[Some records]
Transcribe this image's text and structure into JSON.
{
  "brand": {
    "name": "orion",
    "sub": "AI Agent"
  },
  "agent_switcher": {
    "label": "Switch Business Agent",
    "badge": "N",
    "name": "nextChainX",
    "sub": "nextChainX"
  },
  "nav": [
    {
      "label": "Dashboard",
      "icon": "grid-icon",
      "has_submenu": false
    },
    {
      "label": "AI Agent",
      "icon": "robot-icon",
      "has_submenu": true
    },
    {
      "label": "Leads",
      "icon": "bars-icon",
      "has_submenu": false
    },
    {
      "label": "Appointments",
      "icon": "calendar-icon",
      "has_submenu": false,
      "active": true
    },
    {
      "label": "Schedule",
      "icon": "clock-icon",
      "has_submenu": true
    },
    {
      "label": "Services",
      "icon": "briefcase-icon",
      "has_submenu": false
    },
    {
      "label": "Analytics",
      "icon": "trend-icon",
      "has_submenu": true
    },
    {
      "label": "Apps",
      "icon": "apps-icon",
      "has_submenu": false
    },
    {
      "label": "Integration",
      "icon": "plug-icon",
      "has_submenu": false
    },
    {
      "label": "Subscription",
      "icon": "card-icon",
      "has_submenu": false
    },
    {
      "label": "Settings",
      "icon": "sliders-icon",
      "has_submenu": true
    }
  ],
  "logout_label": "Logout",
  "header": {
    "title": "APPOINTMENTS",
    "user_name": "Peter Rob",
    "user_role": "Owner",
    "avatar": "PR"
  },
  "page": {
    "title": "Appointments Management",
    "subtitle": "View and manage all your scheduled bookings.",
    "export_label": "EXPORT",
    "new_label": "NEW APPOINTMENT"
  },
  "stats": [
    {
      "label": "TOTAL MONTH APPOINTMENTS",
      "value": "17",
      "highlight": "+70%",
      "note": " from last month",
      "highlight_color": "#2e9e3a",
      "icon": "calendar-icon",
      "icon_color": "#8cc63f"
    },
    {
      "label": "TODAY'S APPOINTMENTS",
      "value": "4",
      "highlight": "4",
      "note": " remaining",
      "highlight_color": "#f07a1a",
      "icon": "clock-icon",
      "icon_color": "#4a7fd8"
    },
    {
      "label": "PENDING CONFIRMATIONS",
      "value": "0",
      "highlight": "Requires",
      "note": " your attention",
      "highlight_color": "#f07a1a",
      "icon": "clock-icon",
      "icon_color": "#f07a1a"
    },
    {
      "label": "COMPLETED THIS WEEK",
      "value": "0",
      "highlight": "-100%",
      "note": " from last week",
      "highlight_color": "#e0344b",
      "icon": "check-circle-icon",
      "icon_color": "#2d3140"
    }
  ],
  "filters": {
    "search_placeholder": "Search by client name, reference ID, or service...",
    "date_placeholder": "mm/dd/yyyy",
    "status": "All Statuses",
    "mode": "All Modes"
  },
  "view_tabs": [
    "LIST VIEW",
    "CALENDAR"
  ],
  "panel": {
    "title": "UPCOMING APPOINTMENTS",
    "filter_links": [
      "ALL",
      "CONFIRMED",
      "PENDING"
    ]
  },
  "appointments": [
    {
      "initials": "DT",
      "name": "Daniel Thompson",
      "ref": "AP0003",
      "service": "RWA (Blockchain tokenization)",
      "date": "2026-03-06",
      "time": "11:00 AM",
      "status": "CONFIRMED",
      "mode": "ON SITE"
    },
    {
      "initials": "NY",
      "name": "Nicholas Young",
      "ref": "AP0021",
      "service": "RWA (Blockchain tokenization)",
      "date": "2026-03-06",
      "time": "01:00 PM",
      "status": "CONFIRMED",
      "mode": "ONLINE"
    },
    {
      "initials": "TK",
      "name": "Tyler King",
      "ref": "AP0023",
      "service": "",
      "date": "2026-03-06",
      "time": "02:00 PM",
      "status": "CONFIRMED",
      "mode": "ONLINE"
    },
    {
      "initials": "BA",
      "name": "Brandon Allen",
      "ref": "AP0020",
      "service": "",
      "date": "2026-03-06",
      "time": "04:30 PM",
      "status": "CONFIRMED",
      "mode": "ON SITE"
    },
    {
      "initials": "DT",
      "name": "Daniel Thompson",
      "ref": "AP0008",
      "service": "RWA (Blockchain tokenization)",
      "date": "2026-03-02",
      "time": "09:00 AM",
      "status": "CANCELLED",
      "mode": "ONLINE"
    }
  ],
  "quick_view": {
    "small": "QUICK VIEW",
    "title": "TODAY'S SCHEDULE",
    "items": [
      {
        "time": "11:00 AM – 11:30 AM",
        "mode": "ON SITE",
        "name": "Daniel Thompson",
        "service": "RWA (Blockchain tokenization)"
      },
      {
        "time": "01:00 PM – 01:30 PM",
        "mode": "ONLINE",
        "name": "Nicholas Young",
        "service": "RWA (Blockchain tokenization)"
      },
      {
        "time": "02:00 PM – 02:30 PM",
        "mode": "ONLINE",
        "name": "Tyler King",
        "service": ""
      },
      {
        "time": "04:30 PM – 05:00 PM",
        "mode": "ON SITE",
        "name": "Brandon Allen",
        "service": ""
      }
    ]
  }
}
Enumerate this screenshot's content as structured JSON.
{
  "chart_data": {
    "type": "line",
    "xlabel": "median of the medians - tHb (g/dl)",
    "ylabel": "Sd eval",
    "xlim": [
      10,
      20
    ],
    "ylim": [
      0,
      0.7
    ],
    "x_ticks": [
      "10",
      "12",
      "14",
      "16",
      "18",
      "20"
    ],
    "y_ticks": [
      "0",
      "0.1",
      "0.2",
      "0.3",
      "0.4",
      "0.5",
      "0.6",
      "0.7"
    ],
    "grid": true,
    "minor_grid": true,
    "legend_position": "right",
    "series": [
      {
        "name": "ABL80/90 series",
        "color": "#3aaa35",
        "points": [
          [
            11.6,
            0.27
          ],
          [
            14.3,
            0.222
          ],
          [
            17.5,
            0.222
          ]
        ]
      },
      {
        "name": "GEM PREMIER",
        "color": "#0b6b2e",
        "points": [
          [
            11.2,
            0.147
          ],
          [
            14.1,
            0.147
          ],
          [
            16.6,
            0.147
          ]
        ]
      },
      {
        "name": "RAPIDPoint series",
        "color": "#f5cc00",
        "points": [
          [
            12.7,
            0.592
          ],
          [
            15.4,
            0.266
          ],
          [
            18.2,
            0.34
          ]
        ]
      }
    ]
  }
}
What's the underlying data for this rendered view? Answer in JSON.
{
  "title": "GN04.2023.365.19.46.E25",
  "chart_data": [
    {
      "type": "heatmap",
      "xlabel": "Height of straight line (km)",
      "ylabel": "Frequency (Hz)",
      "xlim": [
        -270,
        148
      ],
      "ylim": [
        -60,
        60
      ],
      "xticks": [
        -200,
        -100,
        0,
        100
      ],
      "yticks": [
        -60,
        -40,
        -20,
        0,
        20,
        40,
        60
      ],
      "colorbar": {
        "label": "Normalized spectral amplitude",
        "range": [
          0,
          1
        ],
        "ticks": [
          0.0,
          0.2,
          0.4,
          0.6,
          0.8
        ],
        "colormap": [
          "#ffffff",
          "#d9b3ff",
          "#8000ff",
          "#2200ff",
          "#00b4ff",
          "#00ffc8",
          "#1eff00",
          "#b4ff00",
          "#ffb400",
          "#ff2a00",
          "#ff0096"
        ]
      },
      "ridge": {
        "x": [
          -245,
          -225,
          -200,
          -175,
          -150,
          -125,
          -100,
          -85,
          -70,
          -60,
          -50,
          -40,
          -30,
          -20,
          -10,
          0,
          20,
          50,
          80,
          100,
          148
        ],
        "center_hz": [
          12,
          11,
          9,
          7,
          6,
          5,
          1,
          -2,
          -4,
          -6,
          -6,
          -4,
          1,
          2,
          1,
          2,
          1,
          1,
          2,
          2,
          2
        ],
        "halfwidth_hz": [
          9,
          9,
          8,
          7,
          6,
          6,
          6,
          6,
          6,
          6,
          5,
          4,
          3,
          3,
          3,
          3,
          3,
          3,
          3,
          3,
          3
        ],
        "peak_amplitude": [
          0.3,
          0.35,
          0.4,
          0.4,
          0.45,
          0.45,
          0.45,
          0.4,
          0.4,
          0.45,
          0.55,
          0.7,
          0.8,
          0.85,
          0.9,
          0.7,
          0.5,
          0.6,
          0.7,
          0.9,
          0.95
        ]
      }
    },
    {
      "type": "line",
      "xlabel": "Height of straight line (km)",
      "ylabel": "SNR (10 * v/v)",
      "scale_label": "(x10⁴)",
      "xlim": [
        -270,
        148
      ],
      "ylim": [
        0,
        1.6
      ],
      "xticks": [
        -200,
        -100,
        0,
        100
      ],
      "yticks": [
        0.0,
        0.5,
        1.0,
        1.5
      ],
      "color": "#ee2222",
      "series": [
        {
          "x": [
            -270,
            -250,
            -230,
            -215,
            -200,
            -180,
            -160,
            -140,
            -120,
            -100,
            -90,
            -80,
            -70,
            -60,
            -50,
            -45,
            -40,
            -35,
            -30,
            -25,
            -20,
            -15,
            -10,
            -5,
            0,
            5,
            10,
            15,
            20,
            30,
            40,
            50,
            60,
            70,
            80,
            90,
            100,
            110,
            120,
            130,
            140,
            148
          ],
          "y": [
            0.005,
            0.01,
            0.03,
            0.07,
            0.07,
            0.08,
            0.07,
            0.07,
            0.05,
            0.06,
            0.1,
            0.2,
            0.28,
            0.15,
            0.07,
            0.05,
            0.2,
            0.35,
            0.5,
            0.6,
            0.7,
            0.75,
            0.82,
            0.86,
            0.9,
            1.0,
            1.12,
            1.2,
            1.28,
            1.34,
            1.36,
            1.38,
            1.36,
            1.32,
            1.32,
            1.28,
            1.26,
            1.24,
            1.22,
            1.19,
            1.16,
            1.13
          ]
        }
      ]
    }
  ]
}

Exercise details: Copy out every line of the data that includes the word "JSON".

Exercise answer:
Transcribe this image's text and structure into JSON.
Enumerate this screenshot's content as structured JSON.
What's the underlying data for this rendered view? Answer in JSON.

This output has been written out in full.